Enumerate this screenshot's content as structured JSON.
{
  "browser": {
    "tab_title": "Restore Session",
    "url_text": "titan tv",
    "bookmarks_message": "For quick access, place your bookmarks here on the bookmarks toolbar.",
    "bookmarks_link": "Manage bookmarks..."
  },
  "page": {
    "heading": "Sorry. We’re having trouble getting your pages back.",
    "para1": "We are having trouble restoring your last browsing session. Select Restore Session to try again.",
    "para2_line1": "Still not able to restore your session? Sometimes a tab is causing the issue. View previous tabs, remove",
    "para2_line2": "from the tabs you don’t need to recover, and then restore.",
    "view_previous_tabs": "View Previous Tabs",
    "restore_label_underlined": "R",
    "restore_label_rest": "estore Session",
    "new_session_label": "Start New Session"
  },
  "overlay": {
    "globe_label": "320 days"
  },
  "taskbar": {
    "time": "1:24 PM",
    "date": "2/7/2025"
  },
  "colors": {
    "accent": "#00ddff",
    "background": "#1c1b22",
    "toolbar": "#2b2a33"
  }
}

SET PROBLEM:
Search the lines for "trouble". Copy each line that has it.

THE RESULT:
    "heading": "Sorry. We’re having trouble getting your pages back.",
    "para1": "We are having trouble restoring your last browsing session. Select Restore Session to try again.",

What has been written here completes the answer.